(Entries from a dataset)
☆ ☆ ☆

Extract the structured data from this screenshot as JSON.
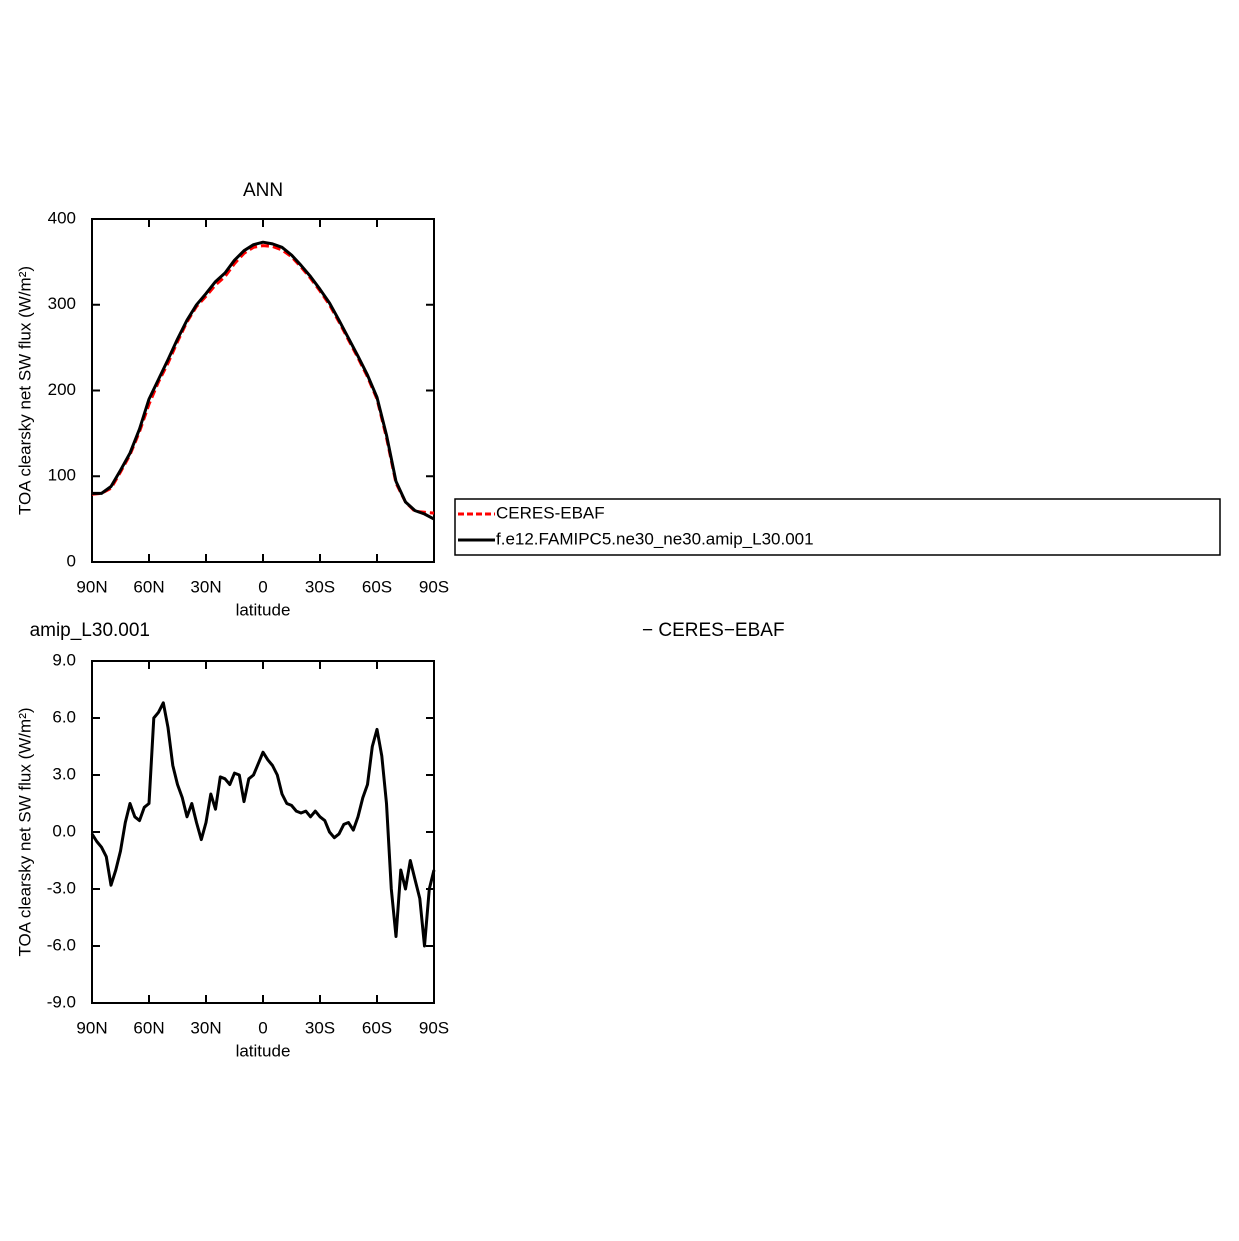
{
  "chart_data": [
    {
      "type": "line",
      "title": "ANN",
      "ylabel": "TOA clearsky net SW flux (W/m²)",
      "xlabel": "latitude",
      "x": [
        90,
        85,
        80,
        75,
        70,
        65,
        60,
        55,
        50,
        45,
        40,
        35,
        30,
        25,
        20,
        15,
        10,
        5,
        0,
        -5,
        -10,
        -15,
        -20,
        -25,
        -30,
        -35,
        -40,
        -45,
        -50,
        -55,
        -60,
        -65,
        -70,
        -75,
        -80,
        -85,
        -90
      ],
      "xlim": [
        90,
        -90
      ],
      "xticks": [
        {
          "value": 90,
          "label": "90N"
        },
        {
          "value": 60,
          "label": "60N"
        },
        {
          "value": 30,
          "label": "30N"
        },
        0,
        {
          "value": -30,
          "label": "30S"
        },
        {
          "value": -60,
          "label": "60S"
        },
        {
          "value": -90,
          "label": "90S"
        }
      ],
      "ylim": [
        0,
        400
      ],
      "yticks": [
        0,
        100,
        200,
        300,
        400
      ],
      "legend": "right",
      "series": [
        {
          "name": "CERES-EBAF",
          "color": "#ff0000",
          "linestyle": "dashed",
          "values": [
            79,
            80,
            86,
            105,
            125,
            152,
            184,
            210,
            232,
            257,
            280,
            298,
            310,
            323,
            333,
            348,
            360,
            367,
            369,
            368,
            364,
            356,
            344,
            331,
            316,
            300,
            280,
            259,
            238,
            216,
            190,
            145,
            92,
            70,
            59,
            58,
            57
          ]
        },
        {
          "name": "f.e12.FAMIPC5.ne30_ne30.amip_L30.001",
          "color": "#000000",
          "linestyle": "solid",
          "values": [
            80,
            80,
            88,
            107,
            127,
            155,
            190,
            213,
            236,
            260,
            282,
            300,
            313,
            327,
            337,
            352,
            363,
            370,
            373,
            371,
            367,
            358,
            346,
            333,
            318,
            302,
            282,
            261,
            240,
            218,
            192,
            148,
            94,
            70,
            60,
            56,
            50
          ]
        }
      ]
    },
    {
      "type": "line",
      "left_title": "amip_L30.001",
      "right_title": "− CERES−EBAF",
      "ylabel": "TOA clearsky net SW flux (W/m²)",
      "xlabel": "latitude",
      "x": [
        90,
        87.5,
        85,
        82.5,
        80,
        77.5,
        75,
        72.5,
        70,
        67.5,
        65,
        62.5,
        60,
        57.5,
        55,
        52.5,
        50,
        47.5,
        45,
        42.5,
        40,
        37.5,
        35,
        32.5,
        30,
        27.5,
        25,
        22.5,
        20,
        17.5,
        15,
        12.5,
        10,
        7.5,
        5,
        2.5,
        0,
        -2.5,
        -5,
        -7.5,
        -10,
        -12.5,
        -15,
        -17.5,
        -20,
        -22.5,
        -25,
        -27.5,
        -30,
        -32.5,
        -35,
        -37.5,
        -40,
        -42.5,
        -45,
        -47.5,
        -50,
        -52.5,
        -55,
        -57.5,
        -60,
        -62.5,
        -65,
        -67.5,
        -70,
        -72.5,
        -75,
        -77.5,
        -80,
        -82.5,
        -85,
        -87.5,
        -90
      ],
      "xlim": [
        90,
        -90
      ],
      "xticks": [
        {
          "value": 90,
          "label": "90N"
        },
        {
          "value": 60,
          "label": "60N"
        },
        {
          "value": 30,
          "label": "30N"
        },
        0,
        {
          "value": -30,
          "label": "30S"
        },
        {
          "value": -60,
          "label": "60S"
        },
        {
          "value": -90,
          "label": "90S"
        }
      ],
      "ylim": [
        -9,
        9
      ],
      "yticks": [
        {
          "value": -9,
          "label": "-9.0"
        },
        {
          "value": -6,
          "label": "-6.0"
        },
        {
          "value": -3,
          "label": "-3.0"
        },
        {
          "value": 0,
          "label": "0.0"
        },
        {
          "value": 3,
          "label": "3.0"
        },
        {
          "value": 6,
          "label": "6.0"
        },
        {
          "value": 9,
          "label": "9.0"
        }
      ],
      "series": [
        {
          "color": "#000000",
          "linestyle": "solid",
          "values": [
            -0.1,
            -0.5,
            -0.8,
            -1.3,
            -2.8,
            -2.0,
            -1.0,
            0.5,
            1.5,
            0.8,
            0.6,
            1.3,
            1.5,
            6.0,
            6.3,
            6.8,
            5.5,
            3.5,
            2.5,
            1.8,
            0.8,
            1.5,
            0.5,
            -0.4,
            0.5,
            2.0,
            1.2,
            2.9,
            2.8,
            2.5,
            3.1,
            3.0,
            1.6,
            2.8,
            3.0,
            3.6,
            4.2,
            3.8,
            3.5,
            3.0,
            2.0,
            1.5,
            1.4,
            1.1,
            1.0,
            1.1,
            0.8,
            1.1,
            0.8,
            0.6,
            0.0,
            -0.3,
            -0.1,
            0.4,
            0.5,
            0.1,
            0.8,
            1.8,
            2.5,
            4.5,
            5.4,
            4.0,
            1.5,
            -3.0,
            -5.5,
            -2.0,
            -3.0,
            -1.5,
            -2.5,
            -3.5,
            -6.0,
            -3.0,
            -2.0
          ]
        }
      ]
    }
  ]
}
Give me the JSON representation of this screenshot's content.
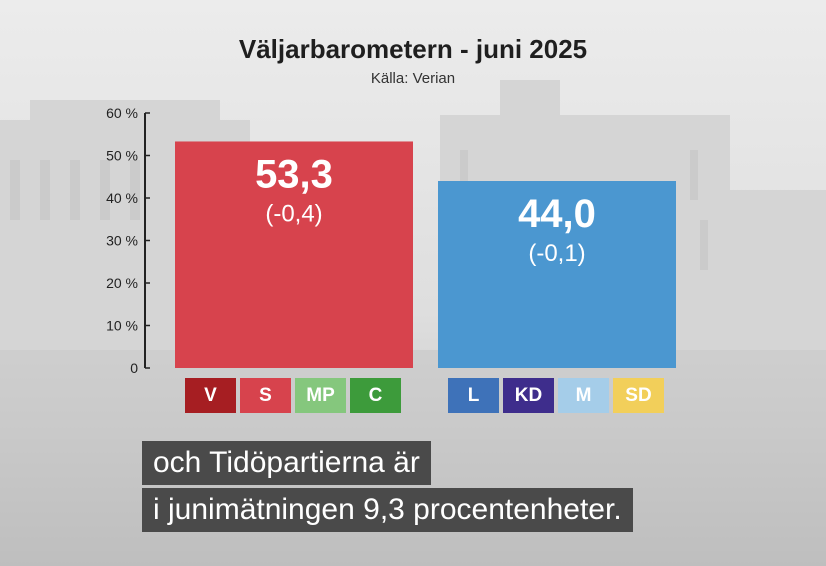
{
  "title": "Väljarbarometern - juni 2025",
  "source": "Källa: Verian",
  "colors": {
    "left_bloc": "#d7434d",
    "right_bloc": "#4b97d0"
  },
  "parties_left": [
    {
      "label": "V",
      "color": "#a61e22"
    },
    {
      "label": "S",
      "color": "#d7434d"
    },
    {
      "label": "MP",
      "color": "#85c77d"
    },
    {
      "label": "C",
      "color": "#3d9b3b"
    }
  ],
  "parties_right": [
    {
      "label": "L",
      "color": "#3e72b9"
    },
    {
      "label": "KD",
      "color": "#3e2d8c"
    },
    {
      "label": "M",
      "color": "#a5cde9"
    },
    {
      "label": "SD",
      "color": "#f2cf5a"
    }
  ],
  "chart_data": {
    "type": "bar",
    "title": "Väljarbarometern - juni 2025",
    "subtitle": "Källa: Verian",
    "xlabel": "",
    "ylabel": "",
    "ylim": [
      0,
      60
    ],
    "yticks": [
      "0",
      "10 %",
      "20 %",
      "30 %",
      "40 %",
      "50 %",
      "60 %"
    ],
    "categories": [
      "V S MP C",
      "L KD M SD"
    ],
    "values": [
      53.3,
      44.0
    ],
    "value_labels": [
      "53,3",
      "44,0"
    ],
    "change_labels": [
      "(-0,4)",
      "(-0,1)"
    ],
    "grid": false
  },
  "subtitles": [
    "och Tidöpartierna är",
    "i junimätningen 9,3 procentenheter."
  ]
}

☆ ☆ ☆

■ Written exercise ■
Reproduce each record above by retyping it exactly; omit all images.

■ Response ■
Extract the structured data from this screenshot as JSON.
{
  "chart_data": [
    {
      "type": "line",
      "title": "ANN",
      "ylabel": "TOA clearsky net SW flux (W/m²)",
      "xlabel": "latitude",
      "x": [
        90,
        85,
        80,
        75,
        70,
        65,
        60,
        55,
        50,
        45,
        40,
        35,
        30,
        25,
        20,
        15,
        10,
        5,
        0,
        -5,
        -10,
        -15,
        -20,
        -25,
        -30,
        -35,
        -40,
        -45,
        -50,
        -55,
        -60,
        -65,
        -70,
        -75,
        -80,
        -85,
        -90
      ],
      "xlim": [
        90,
        -90
      ],
      "xticks": [
        {
          "value": 90,
          "label": "90N"
        },
        {
          "value": 60,
          "label": "60N"
        },
        {
          "value": 30,
          "label": "30N"
        },
        0,
        {
          "value": -30,
          "label": "30S"
        },
        {
          "value": -60,
          "label": "60S"
        },
        {
          "value": -90,
          "label": "90S"
        }
      ],
      "ylim": [
        0,
        400
      ],
      "yticks": [
        0,
        100,
        200,
        300,
        400
      ],
      "legend": "right",
      "series": [
        {
          "name": "CERES-EBAF",
          "color": "#ff0000",
          "linestyle": "dashed",
          "values": [
            79,
            80,
            86,
            105,
            125,
            152,
            184,
            210,
            232,
            257,
            280,
            298,
            310,
            323,
            333,
            348,
            360,
            367,
            369,
            368,
            364,
            356,
            344,
            331,
            316,
            300,
            280,
            259,
            238,
            216,
            190,
            145,
            92,
            70,
            59,
            58,
            57
          ]
        },
        {
          "name": "f.e12.FAMIPC5.ne30_ne30.amip_L30.001",
          "color": "#000000",
          "linestyle": "solid",
          "values": [
            80,
            80,
            88,
            107,
            127,
            155,
            190,
            213,
            236,
            260,
            282,
            300,
            313,
            327,
            337,
            352,
            363,
            370,
            373,
            371,
            367,
            358,
            346,
            333,
            318,
            302,
            282,
            261,
            240,
            218,
            192,
            148,
            94,
            70,
            60,
            56,
            50
          ]
        }
      ]
    },
    {
      "type": "line",
      "left_title": "amip_L30.001",
      "right_title": "− CERES−EBAF",
      "ylabel": "TOA clearsky net SW flux (W/m²)",
      "xlabel": "latitude",
      "x": [
        90,
        87.5,
        85,
        82.5,
        80,
        77.5,
        75,
        72.5,
        70,
        67.5,
        65,
        62.5,
        60,
        57.5,
        55,
        52.5,
        50,
        47.5,
        45,
        42.5,
        40,
        37.5,
        35,
        32.5,
        30,
        27.5,
        25,
        22.5,
        20,
        17.5,
        15,
        12.5,
        10,
        7.5,
        5,
        2.5,
        0,
        -2.5,
        -5,
        -7.5,
        -10,
        -12.5,
        -15,
        -17.5,
        -20,
        -22.5,
        -25,
        -27.5,
        -30,
        -32.5,
        -35,
        -37.5,
        -40,
        -42.5,
        -45,
        -47.5,
        -50,
        -52.5,
        -55,
        -57.5,
        -60,
        -62.5,
        -65,
        -67.5,
        -70,
        -72.5,
        -75,
        -77.5,
        -80,
        -82.5,
        -85,
        -87.5,
        -90
      ],
      "xlim": [
        90,
        -90
      ],
      "xticks": [
        {
          "value": 90,
          "label": "90N"
        },
        {
          "value": 60,
          "label": "60N"
        },
        {
          "value": 30,
          "label": "30N"
        },
        0,
        {
          "value": -30,
          "label": "30S"
        },
        {
          "value": -60,
          "label": "60S"
        },
        {
          "value": -90,
          "label": "90S"
        }
      ],
      "ylim": [
        -9,
        9
      ],
      "yticks": [
        {
          "value": -9,
          "label": "-9.0"
        },
        {
          "value": -6,
          "label": "-6.0"
        },
        {
          "value": -3,
          "label": "-3.0"
        },
        {
          "value": 0,
          "label": "0.0"
        },
        {
          "value": 3,
          "label": "3.0"
        },
        {
          "value": 6,
          "label": "6.0"
        },
        {
          "value": 9,
          "label": "9.0"
        }
      ],
      "series": [
        {
          "color": "#000000",
          "linestyle": "solid",
          "values": [
            -0.1,
            -0.5,
            -0.8,
            -1.3,
            -2.8,
            -2.0,
            -1.0,
            0.5,
            1.5,
            0.8,
            0.6,
            1.3,
            1.5,
            6.0,
            6.3,
            6.8,
            5.5,
            3.5,
            2.5,
            1.8,
            0.8,
            1.5,
            0.5,
            -0.4,
            0.5,
            2.0,
            1.2,
            2.9,
            2.8,
            2.5,
            3.1,
            3.0,
            1.6,
            2.8,
            3.0,
            3.6,
            4.2,
            3.8,
            3.5,
            3.0,
            2.0,
            1.5,
            1.4,
            1.1,
            1.0,
            1.1,
            0.8,
            1.1,
            0.8,
            0.6,
            0.0,
            -0.3,
            -0.1,
            0.4,
            0.5,
            0.1,
            0.8,
            1.8,
            2.5,
            4.5,
            5.4,
            4.0,
            1.5,
            -3.0,
            -5.5,
            -2.0,
            -3.0,
            -1.5,
            -2.5,
            -3.5,
            -6.0,
            -3.0,
            -2.0
          ]
        }
      ]
    }
  ]
}
Give me the JSON representation of this screenshot's content.
{
  "title": "Väljarbarometern - juni 2025",
  "source": "Källa: Verian",
  "colors": {
    "left_bloc": "#d7434d",
    "right_bloc": "#4b97d0"
  },
  "parties_left": [
    {
      "label": "V",
      "color": "#a61e22"
    },
    {
      "label": "S",
      "color": "#d7434d"
    },
    {
      "label": "MP",
      "color": "#85c77d"
    },
    {
      "label": "C",
      "color": "#3d9b3b"
    }
  ],
  "parties_right": [
    {
      "label": "L",
      "color": "#3e72b9"
    },
    {
      "label": "KD",
      "color": "#3e2d8c"
    },
    {
      "label": "M",
      "color": "#a5cde9"
    },
    {
      "label": "SD",
      "color": "#f2cf5a"
    }
  ],
  "chart_data": {
    "type": "bar",
    "title": "Väljarbarometern - juni 2025",
    "subtitle": "Källa: Verian",
    "xlabel": "",
    "ylabel": "",
    "ylim": [
      0,
      60
    ],
    "yticks": [
      "0",
      "10 %",
      "20 %",
      "30 %",
      "40 %",
      "50 %",
      "60 %"
    ],
    "categories": [
      "V S MP C",
      "L KD M SD"
    ],
    "values": [
      53.3,
      44.0
    ],
    "value_labels": [
      "53,3",
      "44,0"
    ],
    "change_labels": [
      "(-0,4)",
      "(-0,1)"
    ],
    "grid": false
  },
  "subtitles": [
    "och Tidöpartierna är",
    "i junimätningen 9,3 procentenheter."
  ]
}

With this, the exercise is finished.